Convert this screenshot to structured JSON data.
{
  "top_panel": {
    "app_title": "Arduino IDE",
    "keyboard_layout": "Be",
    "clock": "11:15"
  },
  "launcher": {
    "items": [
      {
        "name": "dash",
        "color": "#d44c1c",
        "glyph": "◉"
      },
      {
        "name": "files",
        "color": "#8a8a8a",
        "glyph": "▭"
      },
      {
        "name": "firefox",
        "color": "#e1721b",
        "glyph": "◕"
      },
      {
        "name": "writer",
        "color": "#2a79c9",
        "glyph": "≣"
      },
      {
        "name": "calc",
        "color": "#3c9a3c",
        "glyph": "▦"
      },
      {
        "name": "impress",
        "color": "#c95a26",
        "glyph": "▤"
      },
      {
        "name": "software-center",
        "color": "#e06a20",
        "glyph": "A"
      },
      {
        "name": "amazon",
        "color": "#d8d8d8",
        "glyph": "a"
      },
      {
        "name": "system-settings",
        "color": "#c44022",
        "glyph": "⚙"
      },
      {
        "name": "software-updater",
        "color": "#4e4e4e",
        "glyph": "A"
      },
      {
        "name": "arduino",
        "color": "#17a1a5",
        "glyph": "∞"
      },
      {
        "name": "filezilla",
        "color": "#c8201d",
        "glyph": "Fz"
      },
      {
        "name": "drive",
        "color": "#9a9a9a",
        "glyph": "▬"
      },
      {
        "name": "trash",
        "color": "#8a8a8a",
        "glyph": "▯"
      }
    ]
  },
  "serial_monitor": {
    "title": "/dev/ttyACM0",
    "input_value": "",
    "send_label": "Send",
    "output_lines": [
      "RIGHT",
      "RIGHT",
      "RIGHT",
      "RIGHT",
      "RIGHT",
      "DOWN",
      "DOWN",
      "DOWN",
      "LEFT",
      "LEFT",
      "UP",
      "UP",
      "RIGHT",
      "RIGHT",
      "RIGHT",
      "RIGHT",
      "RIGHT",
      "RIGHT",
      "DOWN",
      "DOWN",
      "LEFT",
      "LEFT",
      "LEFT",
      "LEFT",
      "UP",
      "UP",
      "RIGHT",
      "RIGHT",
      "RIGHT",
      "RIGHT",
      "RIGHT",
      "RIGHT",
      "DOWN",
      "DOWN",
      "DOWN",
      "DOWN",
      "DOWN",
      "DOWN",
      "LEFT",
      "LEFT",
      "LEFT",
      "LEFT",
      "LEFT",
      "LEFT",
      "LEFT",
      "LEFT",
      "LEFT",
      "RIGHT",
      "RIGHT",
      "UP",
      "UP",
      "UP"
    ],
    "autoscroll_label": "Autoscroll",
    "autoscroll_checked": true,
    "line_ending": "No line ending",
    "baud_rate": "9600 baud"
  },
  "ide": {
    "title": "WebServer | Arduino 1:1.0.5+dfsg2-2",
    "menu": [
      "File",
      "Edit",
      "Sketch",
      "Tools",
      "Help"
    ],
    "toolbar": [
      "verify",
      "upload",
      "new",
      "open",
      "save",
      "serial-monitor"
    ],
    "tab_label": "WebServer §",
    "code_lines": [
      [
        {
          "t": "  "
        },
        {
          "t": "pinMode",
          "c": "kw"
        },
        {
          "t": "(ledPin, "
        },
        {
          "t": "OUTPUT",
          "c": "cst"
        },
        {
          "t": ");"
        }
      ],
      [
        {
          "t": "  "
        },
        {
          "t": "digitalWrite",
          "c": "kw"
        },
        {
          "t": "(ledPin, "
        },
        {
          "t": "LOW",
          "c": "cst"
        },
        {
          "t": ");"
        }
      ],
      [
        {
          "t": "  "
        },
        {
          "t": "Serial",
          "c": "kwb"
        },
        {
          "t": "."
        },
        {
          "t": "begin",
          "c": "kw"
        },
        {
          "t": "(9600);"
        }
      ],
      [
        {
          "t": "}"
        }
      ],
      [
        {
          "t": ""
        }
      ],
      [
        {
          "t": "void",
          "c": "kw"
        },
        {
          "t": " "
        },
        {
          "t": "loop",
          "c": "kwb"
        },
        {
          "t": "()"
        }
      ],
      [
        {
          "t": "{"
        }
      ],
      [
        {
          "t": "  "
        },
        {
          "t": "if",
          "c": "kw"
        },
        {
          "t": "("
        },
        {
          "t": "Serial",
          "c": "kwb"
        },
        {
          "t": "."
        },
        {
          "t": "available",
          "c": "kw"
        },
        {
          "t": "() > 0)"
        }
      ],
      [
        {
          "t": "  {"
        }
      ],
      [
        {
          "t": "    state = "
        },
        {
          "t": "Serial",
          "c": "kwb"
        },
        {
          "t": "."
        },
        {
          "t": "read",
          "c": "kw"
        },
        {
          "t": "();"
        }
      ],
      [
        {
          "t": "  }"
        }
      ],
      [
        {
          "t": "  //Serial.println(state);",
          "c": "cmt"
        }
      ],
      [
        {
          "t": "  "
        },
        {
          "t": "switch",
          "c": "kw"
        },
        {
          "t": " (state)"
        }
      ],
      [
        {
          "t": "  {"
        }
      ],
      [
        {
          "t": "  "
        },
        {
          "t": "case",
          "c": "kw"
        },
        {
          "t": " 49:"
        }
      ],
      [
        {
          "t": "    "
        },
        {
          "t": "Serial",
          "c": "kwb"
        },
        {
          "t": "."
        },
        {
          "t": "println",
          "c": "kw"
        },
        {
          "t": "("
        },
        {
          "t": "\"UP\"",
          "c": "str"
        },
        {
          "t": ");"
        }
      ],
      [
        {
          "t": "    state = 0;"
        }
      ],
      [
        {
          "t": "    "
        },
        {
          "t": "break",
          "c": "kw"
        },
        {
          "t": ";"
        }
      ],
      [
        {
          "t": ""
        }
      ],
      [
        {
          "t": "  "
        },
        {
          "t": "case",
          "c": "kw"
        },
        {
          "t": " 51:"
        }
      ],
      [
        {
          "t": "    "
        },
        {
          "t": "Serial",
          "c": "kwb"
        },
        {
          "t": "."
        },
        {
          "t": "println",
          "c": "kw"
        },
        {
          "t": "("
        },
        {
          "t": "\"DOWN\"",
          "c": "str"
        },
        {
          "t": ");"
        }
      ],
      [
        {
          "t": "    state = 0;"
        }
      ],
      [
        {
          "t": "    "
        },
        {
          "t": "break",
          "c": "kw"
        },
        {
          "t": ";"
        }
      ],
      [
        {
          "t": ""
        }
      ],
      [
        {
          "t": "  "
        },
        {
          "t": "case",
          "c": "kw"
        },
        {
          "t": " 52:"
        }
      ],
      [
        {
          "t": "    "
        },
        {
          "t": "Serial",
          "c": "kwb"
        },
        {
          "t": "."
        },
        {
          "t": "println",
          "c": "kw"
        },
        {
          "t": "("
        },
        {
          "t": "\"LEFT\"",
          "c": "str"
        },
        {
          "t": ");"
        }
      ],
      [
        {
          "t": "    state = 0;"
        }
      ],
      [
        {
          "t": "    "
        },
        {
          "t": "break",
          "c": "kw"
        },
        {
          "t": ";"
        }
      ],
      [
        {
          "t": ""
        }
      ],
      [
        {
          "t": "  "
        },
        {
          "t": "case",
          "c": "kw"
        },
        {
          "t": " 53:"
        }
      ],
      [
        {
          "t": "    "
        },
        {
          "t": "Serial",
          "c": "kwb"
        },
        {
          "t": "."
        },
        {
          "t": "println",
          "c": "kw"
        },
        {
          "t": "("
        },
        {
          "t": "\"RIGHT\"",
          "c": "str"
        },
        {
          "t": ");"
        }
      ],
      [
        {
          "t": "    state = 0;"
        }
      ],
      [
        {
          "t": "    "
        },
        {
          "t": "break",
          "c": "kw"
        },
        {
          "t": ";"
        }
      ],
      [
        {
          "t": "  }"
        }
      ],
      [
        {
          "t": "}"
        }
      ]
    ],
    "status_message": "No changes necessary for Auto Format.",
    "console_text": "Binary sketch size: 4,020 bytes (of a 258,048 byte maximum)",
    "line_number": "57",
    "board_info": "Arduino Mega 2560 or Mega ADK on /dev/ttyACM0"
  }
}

## Written instruction
Copy each line above containing the string "WebServer".

## Final answer
    "title": "WebServer | Arduino 1:1.0.5+dfsg2-2",
    "tab_label": "WebServer §",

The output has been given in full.